## Records to use
■ ■ ■
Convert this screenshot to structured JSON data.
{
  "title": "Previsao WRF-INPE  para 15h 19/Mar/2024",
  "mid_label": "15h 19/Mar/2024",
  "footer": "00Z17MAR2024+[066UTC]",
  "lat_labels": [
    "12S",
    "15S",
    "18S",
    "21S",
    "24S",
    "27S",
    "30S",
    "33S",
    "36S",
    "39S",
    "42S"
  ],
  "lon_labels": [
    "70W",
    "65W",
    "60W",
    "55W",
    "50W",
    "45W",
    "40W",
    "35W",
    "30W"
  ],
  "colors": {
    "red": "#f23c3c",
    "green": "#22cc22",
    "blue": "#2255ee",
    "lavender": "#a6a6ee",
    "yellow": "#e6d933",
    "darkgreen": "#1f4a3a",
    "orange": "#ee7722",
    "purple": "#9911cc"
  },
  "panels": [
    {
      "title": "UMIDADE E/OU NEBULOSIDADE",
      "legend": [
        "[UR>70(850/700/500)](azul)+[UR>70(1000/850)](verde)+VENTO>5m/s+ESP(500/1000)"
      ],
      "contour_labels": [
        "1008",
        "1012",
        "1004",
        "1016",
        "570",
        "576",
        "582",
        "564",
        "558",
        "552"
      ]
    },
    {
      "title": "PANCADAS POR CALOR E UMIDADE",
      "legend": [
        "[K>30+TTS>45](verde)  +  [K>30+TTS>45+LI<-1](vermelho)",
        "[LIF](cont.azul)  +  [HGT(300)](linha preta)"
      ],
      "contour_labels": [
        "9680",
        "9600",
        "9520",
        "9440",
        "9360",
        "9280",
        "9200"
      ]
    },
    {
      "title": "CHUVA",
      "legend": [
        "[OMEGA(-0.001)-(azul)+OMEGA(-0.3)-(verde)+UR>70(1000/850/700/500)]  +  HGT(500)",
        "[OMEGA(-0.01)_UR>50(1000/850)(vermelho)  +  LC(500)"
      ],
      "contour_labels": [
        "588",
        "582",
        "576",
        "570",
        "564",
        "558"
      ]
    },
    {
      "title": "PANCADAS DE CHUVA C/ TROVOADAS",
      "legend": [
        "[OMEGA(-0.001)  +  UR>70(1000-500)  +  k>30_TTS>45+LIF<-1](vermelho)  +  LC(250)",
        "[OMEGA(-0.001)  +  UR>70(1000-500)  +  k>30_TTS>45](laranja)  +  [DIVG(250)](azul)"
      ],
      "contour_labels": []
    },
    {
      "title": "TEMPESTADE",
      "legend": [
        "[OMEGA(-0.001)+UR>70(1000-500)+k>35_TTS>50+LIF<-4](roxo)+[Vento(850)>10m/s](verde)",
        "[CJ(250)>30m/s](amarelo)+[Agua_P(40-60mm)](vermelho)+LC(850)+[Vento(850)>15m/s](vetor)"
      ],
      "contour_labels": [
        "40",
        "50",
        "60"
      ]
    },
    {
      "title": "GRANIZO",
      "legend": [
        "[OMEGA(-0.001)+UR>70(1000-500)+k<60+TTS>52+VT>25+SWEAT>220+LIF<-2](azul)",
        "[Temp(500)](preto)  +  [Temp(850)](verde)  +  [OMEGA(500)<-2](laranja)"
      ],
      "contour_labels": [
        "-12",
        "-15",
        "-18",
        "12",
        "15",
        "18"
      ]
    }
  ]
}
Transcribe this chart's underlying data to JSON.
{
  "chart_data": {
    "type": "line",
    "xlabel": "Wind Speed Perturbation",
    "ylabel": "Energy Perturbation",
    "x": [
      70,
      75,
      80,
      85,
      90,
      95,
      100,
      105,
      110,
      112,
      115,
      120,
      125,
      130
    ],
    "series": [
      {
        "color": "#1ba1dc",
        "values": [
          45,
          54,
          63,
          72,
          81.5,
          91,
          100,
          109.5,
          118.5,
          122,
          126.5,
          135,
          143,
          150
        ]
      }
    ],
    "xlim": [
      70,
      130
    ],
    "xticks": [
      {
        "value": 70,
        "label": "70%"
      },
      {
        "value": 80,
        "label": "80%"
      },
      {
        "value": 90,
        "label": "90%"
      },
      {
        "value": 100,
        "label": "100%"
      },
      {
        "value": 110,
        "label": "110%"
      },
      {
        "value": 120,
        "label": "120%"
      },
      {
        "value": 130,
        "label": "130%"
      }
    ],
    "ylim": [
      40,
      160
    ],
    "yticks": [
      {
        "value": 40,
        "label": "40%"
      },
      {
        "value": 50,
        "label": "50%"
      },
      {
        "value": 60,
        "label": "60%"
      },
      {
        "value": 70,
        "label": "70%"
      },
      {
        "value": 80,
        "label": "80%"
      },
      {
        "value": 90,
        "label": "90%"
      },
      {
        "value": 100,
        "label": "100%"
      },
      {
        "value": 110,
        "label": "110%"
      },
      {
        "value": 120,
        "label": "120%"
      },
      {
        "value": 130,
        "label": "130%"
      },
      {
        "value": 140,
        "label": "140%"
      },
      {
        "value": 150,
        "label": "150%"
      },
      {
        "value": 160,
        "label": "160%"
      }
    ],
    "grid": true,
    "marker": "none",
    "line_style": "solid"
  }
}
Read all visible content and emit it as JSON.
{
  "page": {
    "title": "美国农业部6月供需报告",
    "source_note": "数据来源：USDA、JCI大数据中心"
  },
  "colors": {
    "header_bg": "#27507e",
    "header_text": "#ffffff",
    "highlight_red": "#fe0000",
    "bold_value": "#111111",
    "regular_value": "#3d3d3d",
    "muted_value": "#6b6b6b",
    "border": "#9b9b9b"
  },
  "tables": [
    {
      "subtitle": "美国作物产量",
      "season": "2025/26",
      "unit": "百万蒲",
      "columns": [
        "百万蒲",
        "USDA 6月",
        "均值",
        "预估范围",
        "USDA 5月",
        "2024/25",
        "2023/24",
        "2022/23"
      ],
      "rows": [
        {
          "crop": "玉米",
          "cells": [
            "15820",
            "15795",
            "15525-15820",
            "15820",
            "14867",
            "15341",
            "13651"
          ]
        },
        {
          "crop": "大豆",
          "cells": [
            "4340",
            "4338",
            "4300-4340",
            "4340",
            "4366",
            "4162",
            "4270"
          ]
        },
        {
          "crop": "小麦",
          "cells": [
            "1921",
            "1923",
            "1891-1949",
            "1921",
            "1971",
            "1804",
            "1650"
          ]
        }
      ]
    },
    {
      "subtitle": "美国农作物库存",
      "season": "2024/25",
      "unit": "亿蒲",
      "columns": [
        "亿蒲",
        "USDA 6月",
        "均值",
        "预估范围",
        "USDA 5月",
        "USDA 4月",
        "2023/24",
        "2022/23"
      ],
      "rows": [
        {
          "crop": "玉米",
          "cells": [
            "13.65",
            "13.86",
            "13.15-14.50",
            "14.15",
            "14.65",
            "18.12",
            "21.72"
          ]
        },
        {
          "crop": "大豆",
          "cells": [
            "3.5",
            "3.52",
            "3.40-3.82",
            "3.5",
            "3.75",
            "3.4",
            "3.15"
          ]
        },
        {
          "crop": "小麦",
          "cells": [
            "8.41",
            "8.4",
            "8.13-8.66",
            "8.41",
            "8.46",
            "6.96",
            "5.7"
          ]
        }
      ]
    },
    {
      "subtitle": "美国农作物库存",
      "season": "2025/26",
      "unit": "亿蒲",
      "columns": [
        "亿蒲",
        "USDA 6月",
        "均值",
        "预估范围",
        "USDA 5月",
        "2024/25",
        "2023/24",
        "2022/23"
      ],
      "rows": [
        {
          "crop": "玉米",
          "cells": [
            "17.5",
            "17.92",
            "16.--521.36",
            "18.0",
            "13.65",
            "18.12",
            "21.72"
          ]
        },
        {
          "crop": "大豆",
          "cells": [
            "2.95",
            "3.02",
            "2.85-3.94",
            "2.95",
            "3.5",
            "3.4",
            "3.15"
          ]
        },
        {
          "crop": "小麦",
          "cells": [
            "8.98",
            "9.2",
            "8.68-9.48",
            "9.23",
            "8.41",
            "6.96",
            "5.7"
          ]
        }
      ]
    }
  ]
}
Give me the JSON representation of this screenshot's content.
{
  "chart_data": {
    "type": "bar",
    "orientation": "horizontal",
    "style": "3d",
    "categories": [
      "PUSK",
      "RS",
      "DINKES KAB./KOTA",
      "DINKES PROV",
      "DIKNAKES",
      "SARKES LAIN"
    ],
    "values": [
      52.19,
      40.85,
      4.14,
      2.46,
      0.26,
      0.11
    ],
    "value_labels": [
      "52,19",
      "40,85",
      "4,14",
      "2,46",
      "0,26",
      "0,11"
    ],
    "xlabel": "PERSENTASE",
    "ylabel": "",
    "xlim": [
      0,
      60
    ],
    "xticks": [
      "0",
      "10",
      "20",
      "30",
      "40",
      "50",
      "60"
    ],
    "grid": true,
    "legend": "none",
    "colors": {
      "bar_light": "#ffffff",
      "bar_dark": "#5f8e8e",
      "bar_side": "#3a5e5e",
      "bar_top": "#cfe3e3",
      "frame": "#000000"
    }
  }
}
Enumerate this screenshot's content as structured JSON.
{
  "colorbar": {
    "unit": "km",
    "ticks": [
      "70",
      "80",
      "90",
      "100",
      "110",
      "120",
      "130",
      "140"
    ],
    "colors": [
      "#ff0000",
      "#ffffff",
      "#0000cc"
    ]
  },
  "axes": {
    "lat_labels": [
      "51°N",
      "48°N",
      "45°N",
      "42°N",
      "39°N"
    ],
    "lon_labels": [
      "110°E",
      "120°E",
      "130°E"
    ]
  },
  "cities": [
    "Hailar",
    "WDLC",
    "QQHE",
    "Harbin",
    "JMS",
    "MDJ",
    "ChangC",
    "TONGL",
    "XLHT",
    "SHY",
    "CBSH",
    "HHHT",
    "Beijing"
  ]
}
■ ■ ■
## Given request
Find each line holding the string "vermelho" and copy it out.

## Exercise solution
        "[K>30+TTS>45](verde)  +  [K>30+TTS>45+LI<-1](vermelho)",
        "[OMEGA(-0.01)_UR>50(1000/850)(vermelho)  +  LC(500)"
        "[OMEGA(-0.001)  +  UR>70(1000-500)  +  k>30_TTS>45+LIF<-1](vermelho)  +  LC(250)",
        "[CJ(250)>30m/s](amarelo)+[Agua_P(40-60mm)](vermelho)+LC(850)+[Vento(850)>15m/s](vetor)"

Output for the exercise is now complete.